__Supplied data__:
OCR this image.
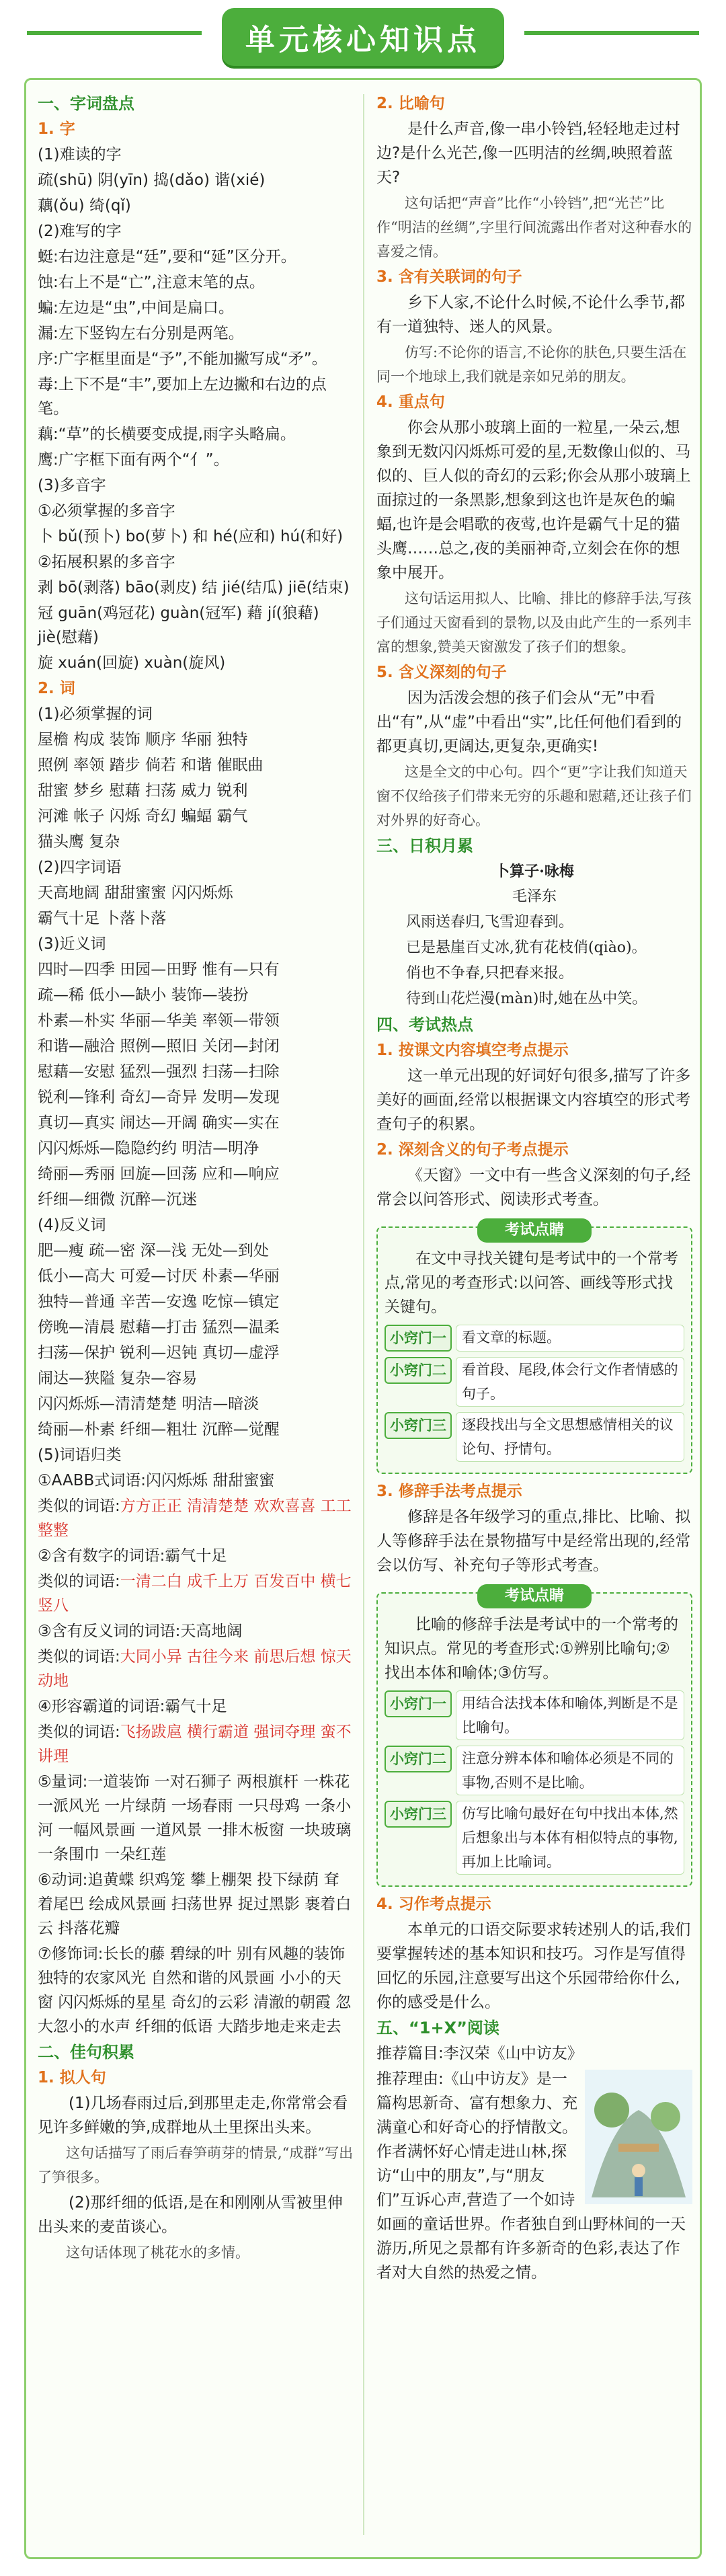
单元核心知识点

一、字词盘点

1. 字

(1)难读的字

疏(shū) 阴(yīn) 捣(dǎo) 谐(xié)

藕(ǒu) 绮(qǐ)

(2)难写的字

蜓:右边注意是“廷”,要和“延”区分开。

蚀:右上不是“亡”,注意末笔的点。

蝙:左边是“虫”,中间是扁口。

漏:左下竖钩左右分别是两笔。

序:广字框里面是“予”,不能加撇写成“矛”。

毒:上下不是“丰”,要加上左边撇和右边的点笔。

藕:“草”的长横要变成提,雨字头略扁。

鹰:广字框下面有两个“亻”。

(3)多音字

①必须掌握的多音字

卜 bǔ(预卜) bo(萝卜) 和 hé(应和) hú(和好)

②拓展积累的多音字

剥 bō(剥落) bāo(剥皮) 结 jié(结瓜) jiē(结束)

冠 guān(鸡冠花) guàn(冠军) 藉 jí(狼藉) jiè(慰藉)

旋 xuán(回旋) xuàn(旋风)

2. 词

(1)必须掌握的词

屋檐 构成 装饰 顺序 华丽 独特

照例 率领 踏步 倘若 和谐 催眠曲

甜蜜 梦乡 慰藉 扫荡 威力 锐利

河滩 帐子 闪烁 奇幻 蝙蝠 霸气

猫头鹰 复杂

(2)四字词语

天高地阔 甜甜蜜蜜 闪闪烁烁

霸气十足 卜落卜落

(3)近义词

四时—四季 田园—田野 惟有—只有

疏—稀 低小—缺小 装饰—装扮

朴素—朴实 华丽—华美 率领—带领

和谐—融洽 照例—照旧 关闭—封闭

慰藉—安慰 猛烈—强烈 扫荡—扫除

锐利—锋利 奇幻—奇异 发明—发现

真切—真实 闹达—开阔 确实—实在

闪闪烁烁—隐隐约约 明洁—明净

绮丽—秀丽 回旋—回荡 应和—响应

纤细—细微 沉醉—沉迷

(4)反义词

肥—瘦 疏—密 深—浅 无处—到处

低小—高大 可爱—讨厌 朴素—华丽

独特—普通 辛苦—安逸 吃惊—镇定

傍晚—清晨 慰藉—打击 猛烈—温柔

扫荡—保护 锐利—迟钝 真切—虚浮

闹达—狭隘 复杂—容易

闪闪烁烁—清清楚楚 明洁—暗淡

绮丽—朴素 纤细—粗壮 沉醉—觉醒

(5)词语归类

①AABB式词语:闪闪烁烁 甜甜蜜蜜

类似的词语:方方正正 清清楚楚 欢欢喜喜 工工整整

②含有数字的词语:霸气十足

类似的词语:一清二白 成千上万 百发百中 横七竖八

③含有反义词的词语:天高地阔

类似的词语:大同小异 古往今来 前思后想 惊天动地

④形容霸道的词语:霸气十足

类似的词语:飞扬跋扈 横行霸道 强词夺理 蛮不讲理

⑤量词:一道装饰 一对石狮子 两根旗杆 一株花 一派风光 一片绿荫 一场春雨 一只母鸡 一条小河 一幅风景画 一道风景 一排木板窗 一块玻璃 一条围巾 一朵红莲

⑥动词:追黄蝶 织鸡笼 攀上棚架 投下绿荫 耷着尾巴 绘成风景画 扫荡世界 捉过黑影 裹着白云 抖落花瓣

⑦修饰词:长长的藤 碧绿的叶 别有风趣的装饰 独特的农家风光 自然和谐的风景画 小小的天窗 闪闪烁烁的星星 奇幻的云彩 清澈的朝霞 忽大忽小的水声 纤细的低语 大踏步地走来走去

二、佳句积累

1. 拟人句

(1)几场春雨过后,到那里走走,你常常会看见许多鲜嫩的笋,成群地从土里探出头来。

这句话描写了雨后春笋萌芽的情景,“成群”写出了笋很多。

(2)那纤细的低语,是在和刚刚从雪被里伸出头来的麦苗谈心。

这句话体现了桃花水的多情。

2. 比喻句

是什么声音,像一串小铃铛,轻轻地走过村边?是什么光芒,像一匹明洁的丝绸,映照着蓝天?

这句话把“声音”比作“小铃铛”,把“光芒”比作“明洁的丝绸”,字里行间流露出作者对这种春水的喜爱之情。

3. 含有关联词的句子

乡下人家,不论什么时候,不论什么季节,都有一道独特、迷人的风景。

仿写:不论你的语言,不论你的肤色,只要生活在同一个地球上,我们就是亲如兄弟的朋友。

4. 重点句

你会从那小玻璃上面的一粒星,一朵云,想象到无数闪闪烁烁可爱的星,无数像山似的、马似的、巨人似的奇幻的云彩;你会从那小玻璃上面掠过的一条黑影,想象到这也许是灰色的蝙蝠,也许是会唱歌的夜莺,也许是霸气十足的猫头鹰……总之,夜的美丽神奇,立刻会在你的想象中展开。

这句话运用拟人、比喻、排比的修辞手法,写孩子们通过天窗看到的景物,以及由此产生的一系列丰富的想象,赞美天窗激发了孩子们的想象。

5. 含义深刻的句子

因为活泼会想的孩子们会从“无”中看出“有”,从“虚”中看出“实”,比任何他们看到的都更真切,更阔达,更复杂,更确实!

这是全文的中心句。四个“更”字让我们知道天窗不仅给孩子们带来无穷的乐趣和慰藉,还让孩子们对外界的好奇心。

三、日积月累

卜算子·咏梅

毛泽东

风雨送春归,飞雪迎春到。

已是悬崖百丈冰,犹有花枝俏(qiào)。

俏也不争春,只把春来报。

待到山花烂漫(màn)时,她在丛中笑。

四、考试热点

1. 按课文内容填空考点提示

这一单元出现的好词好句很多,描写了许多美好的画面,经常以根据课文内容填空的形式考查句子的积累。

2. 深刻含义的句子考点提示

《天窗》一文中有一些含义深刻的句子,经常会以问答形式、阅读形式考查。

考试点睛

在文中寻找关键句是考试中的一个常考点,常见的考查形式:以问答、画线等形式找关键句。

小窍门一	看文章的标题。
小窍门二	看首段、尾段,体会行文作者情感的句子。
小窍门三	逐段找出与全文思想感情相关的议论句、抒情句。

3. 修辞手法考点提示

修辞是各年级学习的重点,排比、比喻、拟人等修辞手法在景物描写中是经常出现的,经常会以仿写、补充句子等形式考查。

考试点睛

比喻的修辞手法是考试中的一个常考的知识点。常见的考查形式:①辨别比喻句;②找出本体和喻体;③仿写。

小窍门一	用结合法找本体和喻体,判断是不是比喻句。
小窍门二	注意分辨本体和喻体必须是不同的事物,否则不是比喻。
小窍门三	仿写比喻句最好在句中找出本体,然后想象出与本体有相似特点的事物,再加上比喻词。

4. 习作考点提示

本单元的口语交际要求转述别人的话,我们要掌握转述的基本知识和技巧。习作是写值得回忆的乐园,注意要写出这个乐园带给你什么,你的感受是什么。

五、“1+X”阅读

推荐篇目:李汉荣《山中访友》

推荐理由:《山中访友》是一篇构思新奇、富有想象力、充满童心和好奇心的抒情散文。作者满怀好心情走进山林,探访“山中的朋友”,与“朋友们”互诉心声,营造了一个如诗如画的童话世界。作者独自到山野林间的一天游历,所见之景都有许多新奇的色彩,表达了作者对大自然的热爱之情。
--
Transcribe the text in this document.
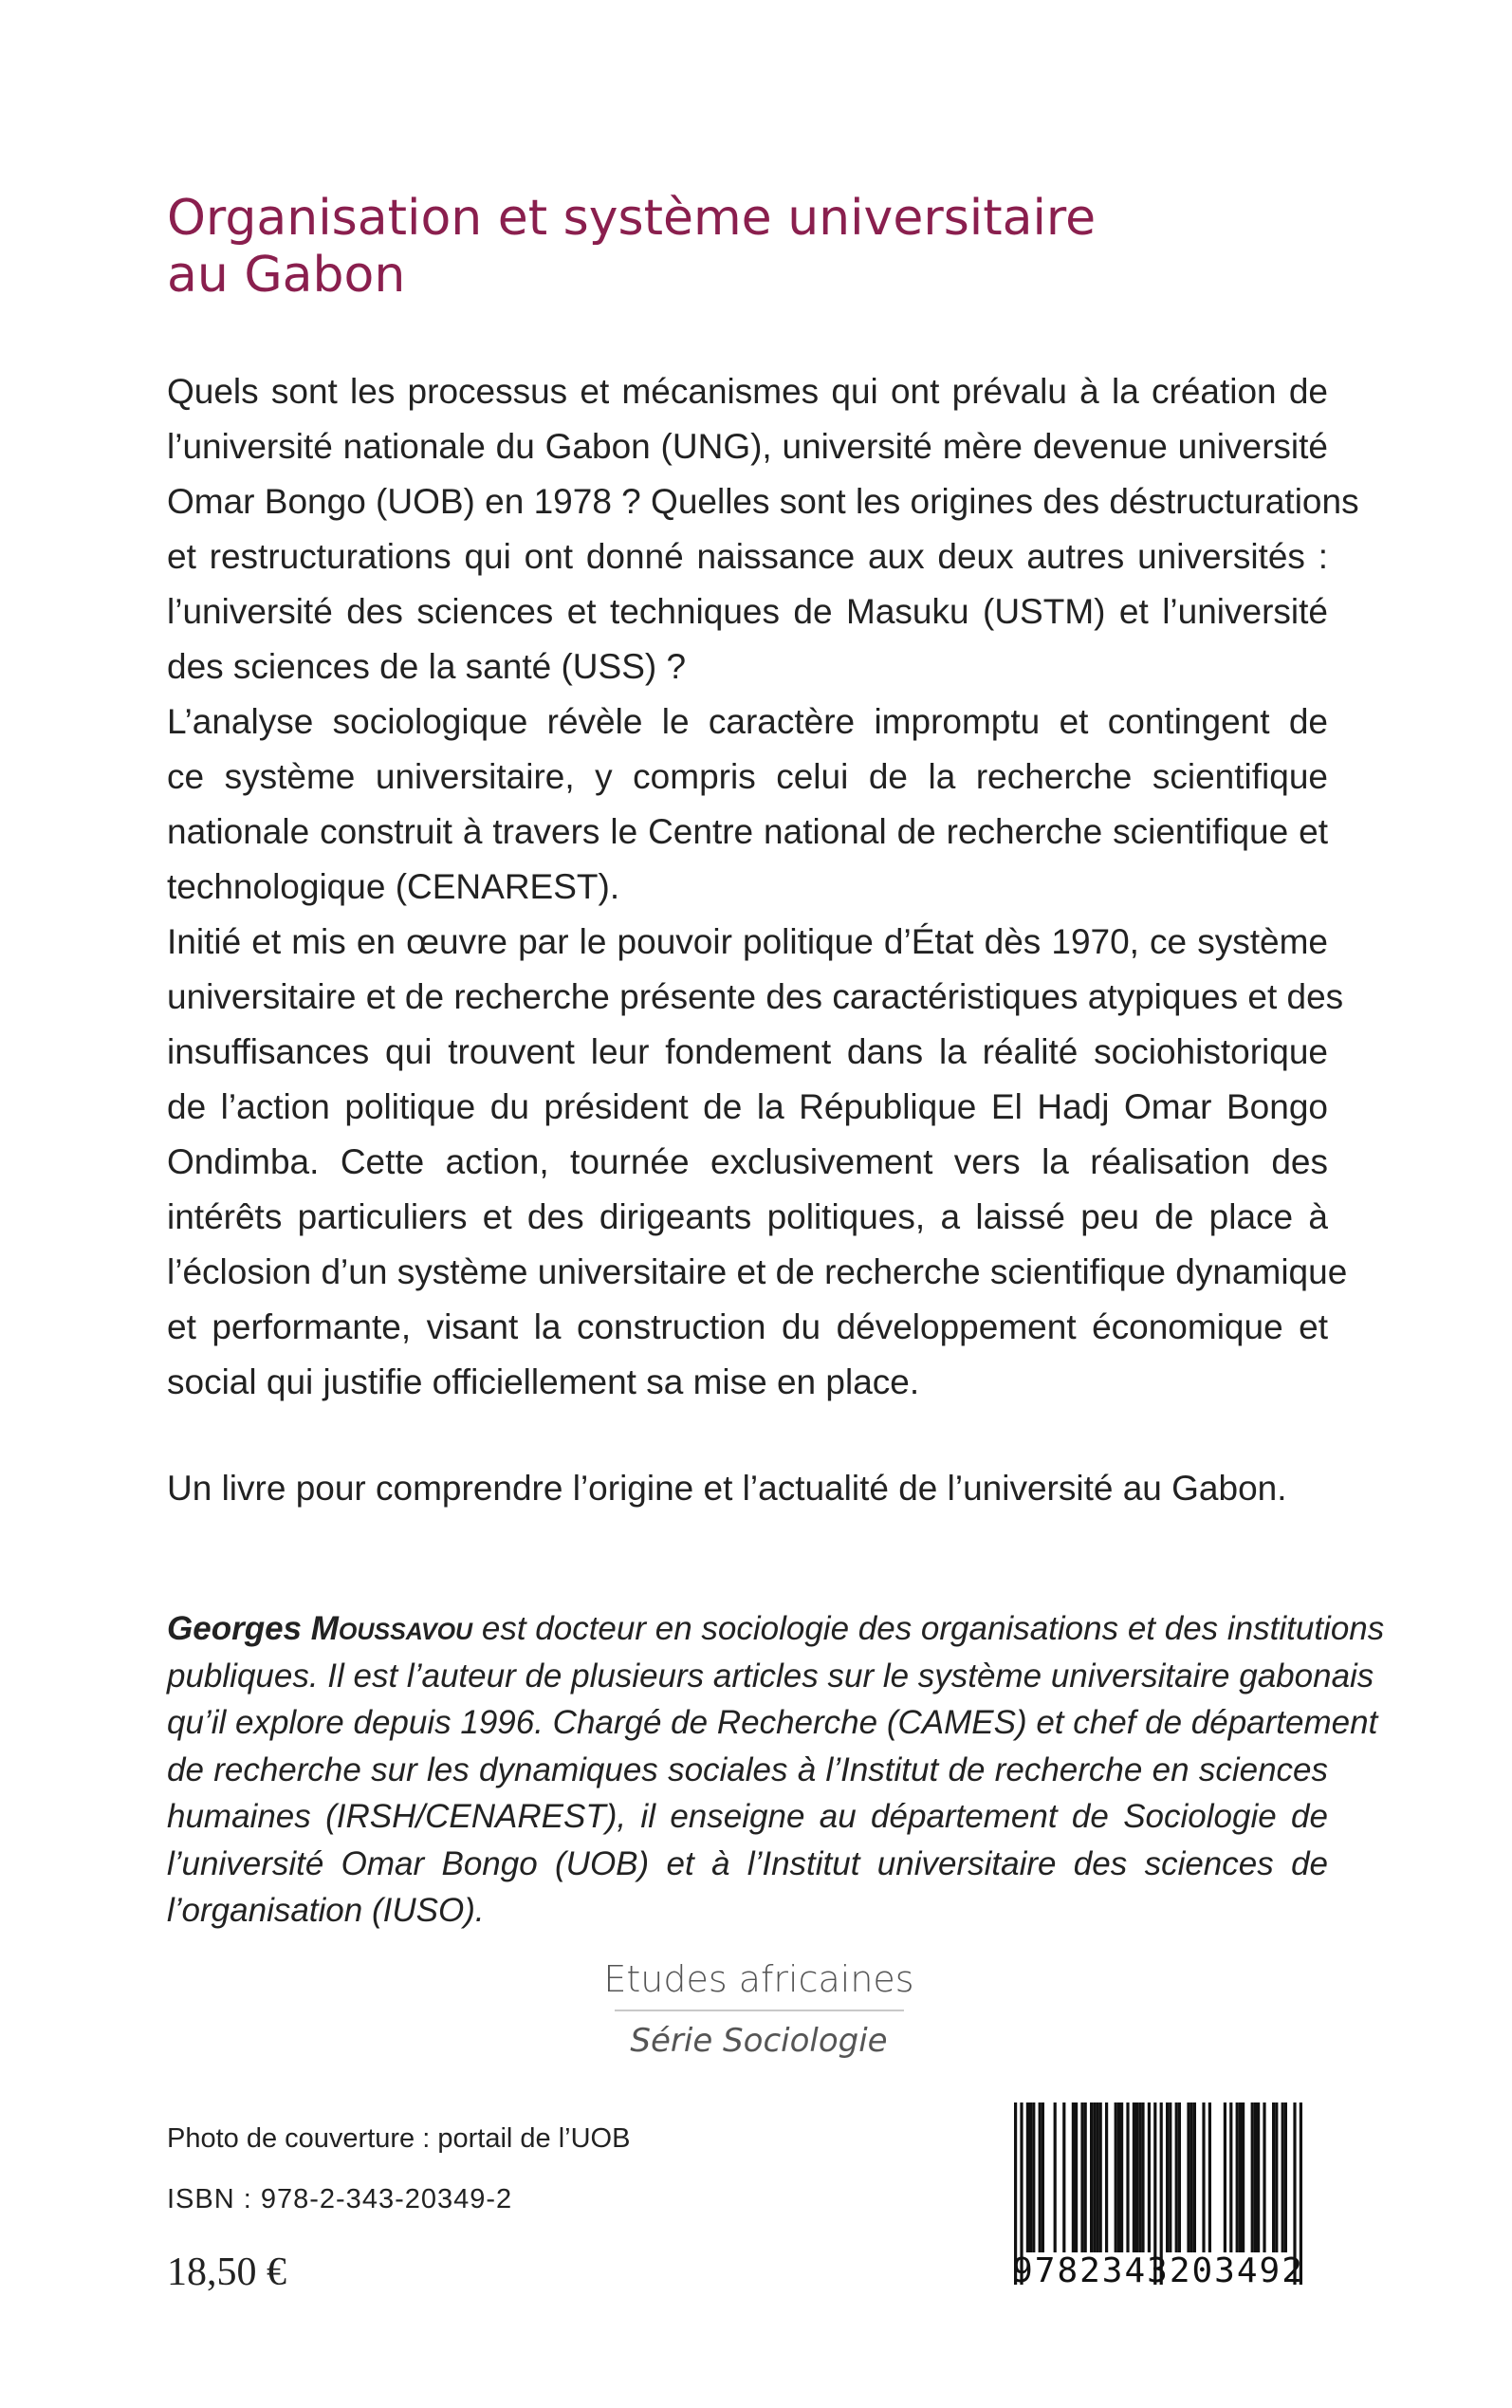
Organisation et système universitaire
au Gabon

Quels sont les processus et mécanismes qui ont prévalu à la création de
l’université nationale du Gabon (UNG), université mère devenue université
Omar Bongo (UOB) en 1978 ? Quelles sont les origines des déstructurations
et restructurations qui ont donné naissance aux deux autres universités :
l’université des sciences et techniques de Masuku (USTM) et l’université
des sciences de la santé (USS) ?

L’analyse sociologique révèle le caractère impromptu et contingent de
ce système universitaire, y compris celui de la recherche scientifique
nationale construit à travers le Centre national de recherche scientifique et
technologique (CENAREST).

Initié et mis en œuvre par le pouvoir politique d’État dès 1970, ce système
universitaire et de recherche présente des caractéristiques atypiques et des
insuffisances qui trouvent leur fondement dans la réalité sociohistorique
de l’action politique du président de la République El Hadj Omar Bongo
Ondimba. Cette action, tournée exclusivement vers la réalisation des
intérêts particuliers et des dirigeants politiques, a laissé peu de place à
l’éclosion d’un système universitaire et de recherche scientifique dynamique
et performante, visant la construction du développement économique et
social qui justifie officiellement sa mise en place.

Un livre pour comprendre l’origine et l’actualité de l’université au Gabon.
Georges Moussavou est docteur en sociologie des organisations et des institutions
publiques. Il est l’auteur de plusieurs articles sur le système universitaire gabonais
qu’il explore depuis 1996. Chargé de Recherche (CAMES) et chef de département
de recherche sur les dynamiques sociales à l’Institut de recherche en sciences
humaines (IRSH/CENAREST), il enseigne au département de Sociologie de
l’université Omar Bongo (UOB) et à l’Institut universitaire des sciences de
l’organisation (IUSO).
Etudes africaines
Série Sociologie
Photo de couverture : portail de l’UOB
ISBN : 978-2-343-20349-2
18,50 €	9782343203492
...
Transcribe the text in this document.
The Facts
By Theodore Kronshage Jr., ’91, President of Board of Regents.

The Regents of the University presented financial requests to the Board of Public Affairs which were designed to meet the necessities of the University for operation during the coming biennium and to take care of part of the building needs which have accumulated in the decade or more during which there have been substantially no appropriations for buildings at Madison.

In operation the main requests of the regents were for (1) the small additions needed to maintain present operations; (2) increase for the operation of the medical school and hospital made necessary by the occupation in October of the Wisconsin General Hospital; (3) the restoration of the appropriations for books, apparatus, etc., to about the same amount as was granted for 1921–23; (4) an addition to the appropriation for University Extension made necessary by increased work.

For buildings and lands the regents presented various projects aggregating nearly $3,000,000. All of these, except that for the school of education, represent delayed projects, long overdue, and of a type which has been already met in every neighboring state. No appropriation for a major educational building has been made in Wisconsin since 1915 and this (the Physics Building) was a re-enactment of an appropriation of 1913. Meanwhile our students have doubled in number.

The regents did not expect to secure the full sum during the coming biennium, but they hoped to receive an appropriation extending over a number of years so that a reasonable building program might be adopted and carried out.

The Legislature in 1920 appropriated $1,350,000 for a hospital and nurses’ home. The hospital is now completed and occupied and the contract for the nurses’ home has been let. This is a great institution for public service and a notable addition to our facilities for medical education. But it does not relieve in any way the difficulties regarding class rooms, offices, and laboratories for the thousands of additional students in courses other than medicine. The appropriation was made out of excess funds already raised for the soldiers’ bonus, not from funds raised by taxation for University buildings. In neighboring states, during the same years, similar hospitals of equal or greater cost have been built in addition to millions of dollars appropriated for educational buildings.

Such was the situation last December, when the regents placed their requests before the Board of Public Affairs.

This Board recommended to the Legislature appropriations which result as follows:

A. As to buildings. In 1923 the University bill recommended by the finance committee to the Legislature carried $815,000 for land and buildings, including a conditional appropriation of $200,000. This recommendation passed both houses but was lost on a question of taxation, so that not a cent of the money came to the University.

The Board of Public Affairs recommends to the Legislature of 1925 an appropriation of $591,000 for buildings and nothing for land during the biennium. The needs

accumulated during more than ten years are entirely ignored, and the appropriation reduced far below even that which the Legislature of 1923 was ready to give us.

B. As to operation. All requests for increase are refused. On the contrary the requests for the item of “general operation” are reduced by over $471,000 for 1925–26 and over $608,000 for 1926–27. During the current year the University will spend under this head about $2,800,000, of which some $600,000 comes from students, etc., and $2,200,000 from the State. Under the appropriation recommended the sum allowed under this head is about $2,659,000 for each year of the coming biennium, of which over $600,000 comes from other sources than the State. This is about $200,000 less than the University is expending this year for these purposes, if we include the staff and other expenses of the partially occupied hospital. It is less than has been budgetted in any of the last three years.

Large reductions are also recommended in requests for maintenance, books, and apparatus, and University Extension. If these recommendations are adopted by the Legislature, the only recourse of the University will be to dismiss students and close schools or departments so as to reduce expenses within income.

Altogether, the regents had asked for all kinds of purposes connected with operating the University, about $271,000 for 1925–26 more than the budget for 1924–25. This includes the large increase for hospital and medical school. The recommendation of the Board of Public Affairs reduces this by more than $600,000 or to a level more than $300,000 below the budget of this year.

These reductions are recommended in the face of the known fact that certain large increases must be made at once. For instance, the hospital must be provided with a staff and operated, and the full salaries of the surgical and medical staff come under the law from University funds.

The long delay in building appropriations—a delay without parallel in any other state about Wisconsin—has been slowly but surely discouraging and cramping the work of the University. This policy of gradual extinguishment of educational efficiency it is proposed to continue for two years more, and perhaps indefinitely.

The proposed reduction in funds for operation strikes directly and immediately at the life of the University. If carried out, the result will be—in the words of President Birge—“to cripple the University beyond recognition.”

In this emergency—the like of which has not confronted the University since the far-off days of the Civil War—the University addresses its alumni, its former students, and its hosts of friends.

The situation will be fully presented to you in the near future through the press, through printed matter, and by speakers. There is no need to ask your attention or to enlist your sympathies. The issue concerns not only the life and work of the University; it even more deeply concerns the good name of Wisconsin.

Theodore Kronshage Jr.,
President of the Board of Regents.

__Your task__: Determine the number of lines in the listing that hold the word "President", and supply that number and nothing further.

__Correct result__: 3